> _What is required_: Reproduce all entries precisely as they are written.
____ Source records
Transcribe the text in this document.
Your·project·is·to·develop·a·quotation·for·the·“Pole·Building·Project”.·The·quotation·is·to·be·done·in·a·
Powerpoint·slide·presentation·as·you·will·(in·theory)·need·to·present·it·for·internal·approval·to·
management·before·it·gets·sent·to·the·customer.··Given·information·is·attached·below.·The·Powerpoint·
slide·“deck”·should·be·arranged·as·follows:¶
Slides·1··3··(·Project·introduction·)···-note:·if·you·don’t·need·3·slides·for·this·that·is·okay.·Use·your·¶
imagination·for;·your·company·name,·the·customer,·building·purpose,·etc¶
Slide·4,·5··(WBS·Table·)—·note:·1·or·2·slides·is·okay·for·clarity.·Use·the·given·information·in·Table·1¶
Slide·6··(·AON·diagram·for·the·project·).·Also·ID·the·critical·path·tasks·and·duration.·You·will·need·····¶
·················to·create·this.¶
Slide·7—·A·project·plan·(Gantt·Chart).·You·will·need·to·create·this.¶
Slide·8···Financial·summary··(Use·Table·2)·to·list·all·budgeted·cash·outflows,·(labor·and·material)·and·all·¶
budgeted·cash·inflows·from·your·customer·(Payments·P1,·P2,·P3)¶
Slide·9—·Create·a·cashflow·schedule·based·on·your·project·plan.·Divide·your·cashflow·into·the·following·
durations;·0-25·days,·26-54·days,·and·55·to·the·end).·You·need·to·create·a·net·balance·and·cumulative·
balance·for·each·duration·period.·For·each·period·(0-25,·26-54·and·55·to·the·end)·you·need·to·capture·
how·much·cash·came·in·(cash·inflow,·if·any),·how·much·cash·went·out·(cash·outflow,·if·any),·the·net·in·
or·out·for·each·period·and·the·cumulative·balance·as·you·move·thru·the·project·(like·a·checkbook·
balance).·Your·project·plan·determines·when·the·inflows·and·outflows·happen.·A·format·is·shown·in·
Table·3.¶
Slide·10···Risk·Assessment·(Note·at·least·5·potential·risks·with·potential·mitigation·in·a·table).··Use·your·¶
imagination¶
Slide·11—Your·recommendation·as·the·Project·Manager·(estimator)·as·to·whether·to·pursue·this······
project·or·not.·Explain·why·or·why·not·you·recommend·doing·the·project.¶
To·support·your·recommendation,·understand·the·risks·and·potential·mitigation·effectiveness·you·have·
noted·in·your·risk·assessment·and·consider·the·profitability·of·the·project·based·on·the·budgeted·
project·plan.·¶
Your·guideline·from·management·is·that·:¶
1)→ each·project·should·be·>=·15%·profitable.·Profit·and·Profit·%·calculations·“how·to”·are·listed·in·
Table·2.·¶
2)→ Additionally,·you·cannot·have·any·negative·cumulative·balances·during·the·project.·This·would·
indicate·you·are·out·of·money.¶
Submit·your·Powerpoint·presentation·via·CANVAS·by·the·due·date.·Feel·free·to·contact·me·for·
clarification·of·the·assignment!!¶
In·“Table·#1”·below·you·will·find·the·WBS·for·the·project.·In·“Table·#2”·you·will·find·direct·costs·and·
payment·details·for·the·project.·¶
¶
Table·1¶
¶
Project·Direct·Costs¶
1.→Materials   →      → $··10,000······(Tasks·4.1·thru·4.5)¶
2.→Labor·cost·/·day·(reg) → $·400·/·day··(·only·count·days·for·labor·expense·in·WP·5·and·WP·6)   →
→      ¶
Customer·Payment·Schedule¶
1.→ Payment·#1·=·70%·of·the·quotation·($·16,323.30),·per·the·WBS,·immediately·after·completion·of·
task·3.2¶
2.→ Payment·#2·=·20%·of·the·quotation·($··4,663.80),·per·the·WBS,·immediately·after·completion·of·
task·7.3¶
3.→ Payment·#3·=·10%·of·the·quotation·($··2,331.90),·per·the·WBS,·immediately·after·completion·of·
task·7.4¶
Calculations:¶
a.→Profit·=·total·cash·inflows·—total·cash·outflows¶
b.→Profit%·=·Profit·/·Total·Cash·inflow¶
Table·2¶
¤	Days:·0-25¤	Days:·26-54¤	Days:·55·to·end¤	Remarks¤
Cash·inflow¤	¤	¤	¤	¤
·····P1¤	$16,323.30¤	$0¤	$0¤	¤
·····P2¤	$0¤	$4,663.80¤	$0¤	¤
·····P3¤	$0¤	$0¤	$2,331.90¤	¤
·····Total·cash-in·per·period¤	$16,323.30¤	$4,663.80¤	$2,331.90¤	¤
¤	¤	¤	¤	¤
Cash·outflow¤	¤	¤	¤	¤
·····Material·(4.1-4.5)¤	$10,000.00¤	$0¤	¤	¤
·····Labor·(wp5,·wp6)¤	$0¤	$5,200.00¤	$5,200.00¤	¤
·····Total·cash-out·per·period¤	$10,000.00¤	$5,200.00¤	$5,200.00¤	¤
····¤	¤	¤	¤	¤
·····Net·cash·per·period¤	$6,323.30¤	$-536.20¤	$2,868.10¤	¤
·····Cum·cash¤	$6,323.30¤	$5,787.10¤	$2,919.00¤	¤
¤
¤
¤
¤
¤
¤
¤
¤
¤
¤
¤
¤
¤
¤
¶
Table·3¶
________
> _The result_:
Transcribe the text in this document.
Your·project·is·to·develop·a·quotation·for·the·“Pole·Building·Project”.·The·quotation·is·to·be·done·in·a·
Powerpoint·slide·presentation·as·you·will·(in·theory)·need·to·present·it·for·internal·approval·to·
management·before·it·gets·sent·to·the·customer.··Given·information·is·attached·below.·The·Powerpoint·
slide·“deck”·should·be·arranged·as·follows:¶
Slides·1··3··(·Project·introduction·)···-note:·if·you·don’t·need·3·slides·for·this·that·is·okay.·Use·your·¶
imagination·for;·your·company·name,·the·customer,·building·purpose,·etc¶
Slide·4,·5··(WBS·Table·)—·note:·1·or·2·slides·is·okay·for·clarity.·Use·the·given·information·in·Table·1¶
Slide·6··(·AON·diagram·for·the·project·).·Also·ID·the·critical·path·tasks·and·duration.·You·will·need·····¶
·················to·create·this.¶
Slide·7—·A·project·plan·(Gantt·Chart).·You·will·need·to·create·this.¶
Slide·8···Financial·summary··(Use·Table·2)·to·list·all·budgeted·cash·outflows,·(labor·and·material)·and·all·¶
budgeted·cash·inflows·from·your·customer·(Payments·P1,·P2,·P3)¶
Slide·9—·Create·a·cashflow·schedule·based·on·your·project·plan.·Divide·your·cashflow·into·the·following·
durations;·0-25·days,·26-54·days,·and·55·to·the·end).·You·need·to·create·a·net·balance·and·cumulative·
balance·for·each·duration·period.·For·each·period·(0-25,·26-54·and·55·to·the·end)·you·need·to·capture·
how·much·cash·came·in·(cash·inflow,·if·any),·how·much·cash·went·out·(cash·outflow,·if·any),·the·net·in·
or·out·for·each·period·and·the·cumulative·balance·as·you·move·thru·the·project·(like·a·checkbook·
balance).·Your·project·plan·determines·when·the·inflows·and·outflows·happen.·A·format·is·shown·in·
Table·3.¶
Slide·10···Risk·Assessment·(Note·at·least·5·potential·risks·with·potential·mitigation·in·a·table).··Use·your·¶
imagination¶
Slide·11—Your·recommendation·as·the·Project·Manager·(estimator)·as·to·whether·to·pursue·this······
project·or·not.·Explain·why·or·why·not·you·recommend·doing·the·project.¶
To·support·your·recommendation,·understand·the·risks·and·potential·mitigation·effectiveness·you·have·
noted·in·your·risk·assessment·and·consider·the·profitability·of·the·project·based·on·the·budgeted·
project·plan.·¶
Your·guideline·from·management·is·that·:¶
1)→ each·project·should·be·>=·15%·profitable.·Profit·and·Profit·%·calculations·“how·to”·are·listed·in·
Table·2.·¶
2)→ Additionally,·you·cannot·have·any·negative·cumulative·balances·during·the·project.·This·would·
indicate·you·are·out·of·money.¶
Submit·your·Powerpoint·presentation·via·CANVAS·by·the·due·date.·Feel·free·to·contact·me·for·
clarification·of·the·assignment!!¶
In·“Table·#1”·below·you·will·find·the·WBS·for·the·project.·In·“Table·#2”·you·will·find·direct·costs·and·
payment·details·for·the·project.·¶
¶
Table·1¶
¶
Project·Direct·Costs¶
1.→Materials   →      → $··10,000······(Tasks·4.1·thru·4.5)¶
2.→Labor·cost·/·day·(reg) → $·400·/·day··(·only·count·days·for·labor·expense·in·WP·5·and·WP·6)   →
→      ¶
Customer·Payment·Schedule¶
1.→ Payment·#1·=·70%·of·the·quotation·($·16,323.30),·per·the·WBS,·immediately·after·completion·of·
task·3.2¶
2.→ Payment·#2·=·20%·of·the·quotation·($··4,663.80),·per·the·WBS,·immediately·after·completion·of·
task·7.3¶
3.→ Payment·#3·=·10%·of·the·quotation·($··2,331.90),·per·the·WBS,·immediately·after·completion·of·
task·7.4¶
Calculations:¶
a.→Profit·=·total·cash·inflows·—total·cash·outflows¶
b.→Profit%·=·Profit·/·Total·Cash·inflow¶
Table·2¶
¤	Days:·0-25¤	Days:·26-54¤	Days:·55·to·end¤	Remarks¤
Cash·inflow¤	¤	¤	¤	¤
·····P1¤	$16,323.30¤	$0¤	$0¤	¤
·····P2¤	$0¤	$4,663.80¤	$0¤	¤
·····P3¤	$0¤	$0¤	$2,331.90¤	¤
·····Total·cash-in·per·period¤	$16,323.30¤	$4,663.80¤	$2,331.90¤	¤
¤	¤	¤	¤	¤
Cash·outflow¤	¤	¤	¤	¤
·····Material·(4.1-4.5)¤	$10,000.00¤	$0¤	¤	¤
·····Labor·(wp5,·wp6)¤	$0¤	$5,200.00¤	$5,200.00¤	¤
·····Total·cash-out·per·period¤	$10,000.00¤	$5,200.00¤	$5,200.00¤	¤
····¤	¤	¤	¤	¤
·····Net·cash·per·period¤	$6,323.30¤	$-536.20¤	$2,868.10¤	¤
·····Cum·cash¤	$6,323.30¤	$5,787.10¤	$2,919.00¤	¤
¤
¤
¤
¤
¤
¤
¤
¤
¤
¤
¤
¤
¤
¤
¶
Table·3¶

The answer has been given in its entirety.